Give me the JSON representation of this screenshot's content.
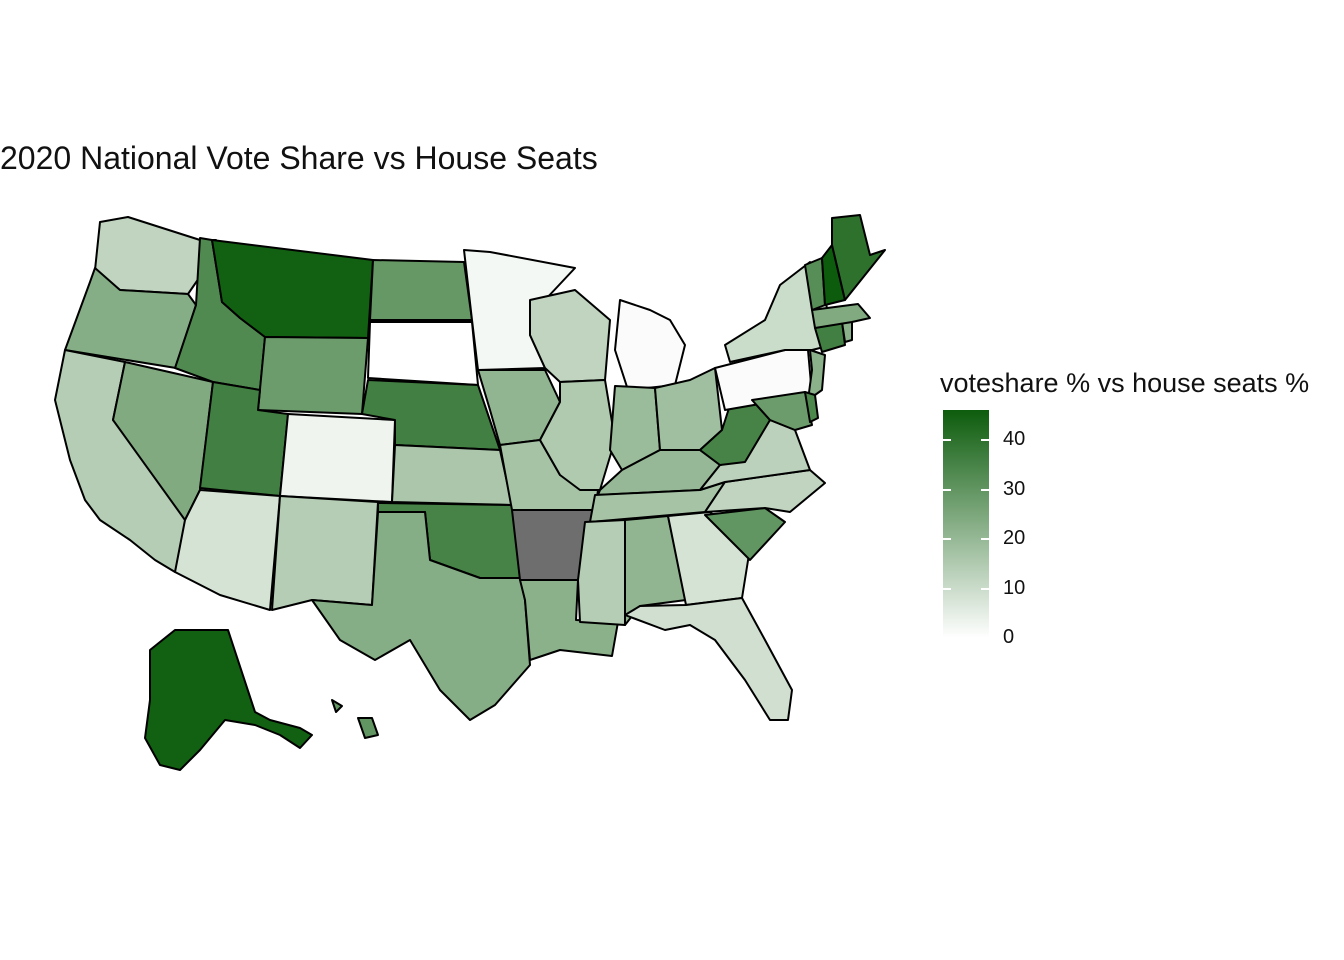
{
  "title": "2020 National Vote Share vs House Seats",
  "legend": {
    "title": "voteshare % vs house seats %",
    "ticks": [
      "0",
      "10",
      "20",
      "30",
      "40"
    ],
    "min": 0,
    "max": 46,
    "low_color": "#ffffff",
    "high_color": "#0d5c0d",
    "na_color": "#6e6e6e"
  },
  "map_data": {
    "type": "choropleth",
    "variable": "voteshare % vs house seats %",
    "states": [
      {
        "id": "WA",
        "value": 12
      },
      {
        "id": "OR",
        "value": 23
      },
      {
        "id": "CA",
        "value": 14
      },
      {
        "id": "NV",
        "value": 24
      },
      {
        "id": "ID",
        "value": 33
      },
      {
        "id": "MT",
        "value": 45
      },
      {
        "id": "WY",
        "value": 28
      },
      {
        "id": "UT",
        "value": 36
      },
      {
        "id": "AZ",
        "value": 8
      },
      {
        "id": "CO",
        "value": 3
      },
      {
        "id": "NM",
        "value": 14
      },
      {
        "id": "ND",
        "value": 29
      },
      {
        "id": "SD",
        "value": 0
      },
      {
        "id": "NE",
        "value": 36
      },
      {
        "id": "KS",
        "value": 16
      },
      {
        "id": "OK",
        "value": 35
      },
      {
        "id": "TX",
        "value": 23
      },
      {
        "id": "MN",
        "value": 2
      },
      {
        "id": "IA",
        "value": 21
      },
      {
        "id": "MO",
        "value": 17
      },
      {
        "id": "AR",
        "value": null
      },
      {
        "id": "LA",
        "value": 22
      },
      {
        "id": "WI",
        "value": 12
      },
      {
        "id": "IL",
        "value": 15
      },
      {
        "id": "MI",
        "value": 1
      },
      {
        "id": "IN",
        "value": 19
      },
      {
        "id": "OH",
        "value": 18
      },
      {
        "id": "KY",
        "value": 20
      },
      {
        "id": "TN",
        "value": 17
      },
      {
        "id": "MS",
        "value": 14
      },
      {
        "id": "AL",
        "value": 21
      },
      {
        "id": "GA",
        "value": 8
      },
      {
        "id": "FL",
        "value": 9
      },
      {
        "id": "SC",
        "value": 30
      },
      {
        "id": "NC",
        "value": 12
      },
      {
        "id": "VA",
        "value": 13
      },
      {
        "id": "WV",
        "value": 35
      },
      {
        "id": "PA",
        "value": 1
      },
      {
        "id": "NY",
        "value": 10
      },
      {
        "id": "NJ",
        "value": 22
      },
      {
        "id": "MD",
        "value": 28
      },
      {
        "id": "DE",
        "value": 34
      },
      {
        "id": "CT",
        "value": 36
      },
      {
        "id": "RI",
        "value": 22
      },
      {
        "id": "MA",
        "value": 24
      },
      {
        "id": "VT",
        "value": 32
      },
      {
        "id": "NH",
        "value": 46
      },
      {
        "id": "ME",
        "value": 40
      },
      {
        "id": "AK",
        "value": 45
      },
      {
        "id": "HI",
        "value": 30
      }
    ]
  }
}
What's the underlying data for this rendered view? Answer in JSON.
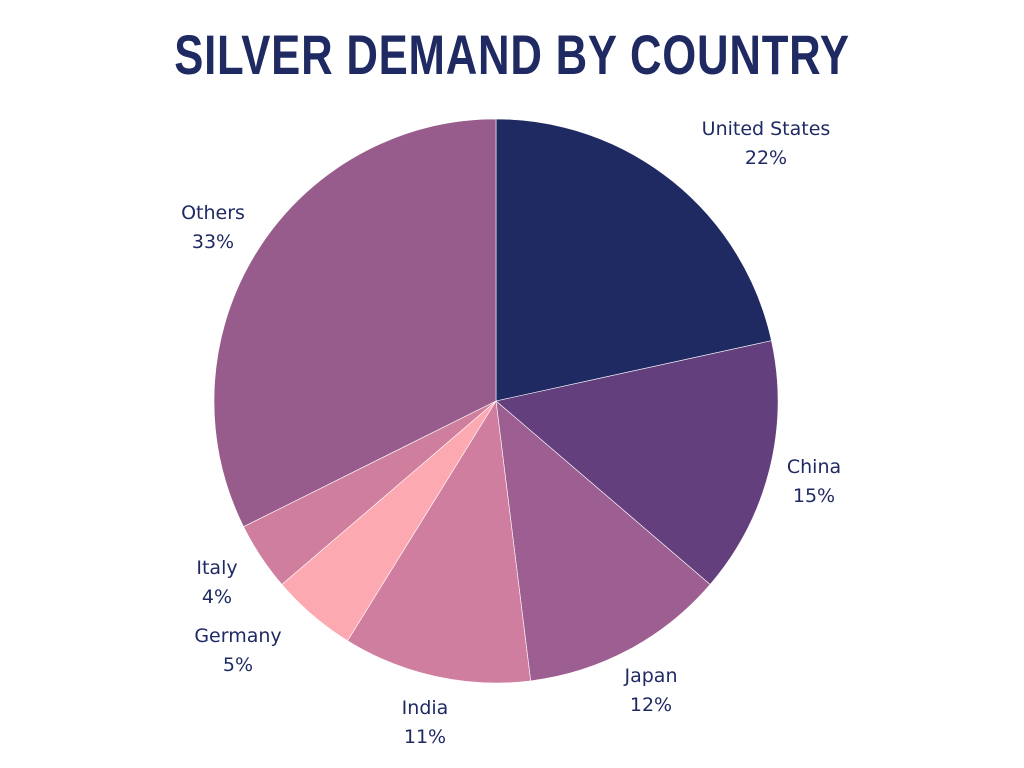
{
  "chart_data": {
    "type": "pie",
    "title": "SILVER DEMAND BY COUNTRY",
    "slices": [
      {
        "label": "United States",
        "value": 22,
        "display": "22%",
        "color": "#1f2a63"
      },
      {
        "label": "China",
        "value": 15,
        "display": "15%",
        "color": "#63407d"
      },
      {
        "label": "Japan",
        "value": 12,
        "display": "12%",
        "color": "#9d5e91"
      },
      {
        "label": "India",
        "value": 11,
        "display": "11%",
        "color": "#d07e9f"
      },
      {
        "label": "Germany",
        "value": 5,
        "display": "5%",
        "color": "#fda9b2"
      },
      {
        "label": "Italy",
        "value": 4,
        "display": "4%",
        "color": "#cf7e9e"
      },
      {
        "label": "Others",
        "value": 33,
        "display": "33%",
        "color": "#985c8c"
      }
    ],
    "start_angle": "top",
    "direction": "clockwise",
    "label_color": "#1f2a63"
  }
}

────

Locate "What's the underlying" in the listing above, then print exactly the lines from that line through the final one, omitting all pictures.

## FINAL ANSWER
What's the underlying data for this rendered view? Answer in JSON.
{
  "chart_data": {
    "type": "pie",
    "title": "SILVER DEMAND BY COUNTRY",
    "slices": [
      {
        "label": "United States",
        "value": 22,
        "display": "22%",
        "color": "#1f2a63"
      },
      {
        "label": "China",
        "value": 15,
        "display": "15%",
        "color": "#63407d"
      },
      {
        "label": "Japan",
        "value": 12,
        "display": "12%",
        "color": "#9d5e91"
      },
      {
        "label": "India",
        "value": 11,
        "display": "11%",
        "color": "#d07e9f"
      },
      {
        "label": "Germany",
        "value": 5,
        "display": "5%",
        "color": "#fda9b2"
      },
      {
        "label": "Italy",
        "value": 4,
        "display": "4%",
        "color": "#cf7e9e"
      },
      {
        "label": "Others",
        "value": 33,
        "display": "33%",
        "color": "#985c8c"
      }
    ],
    "start_angle": "top",
    "direction": "clockwise",
    "label_color": "#1f2a63"
  }
}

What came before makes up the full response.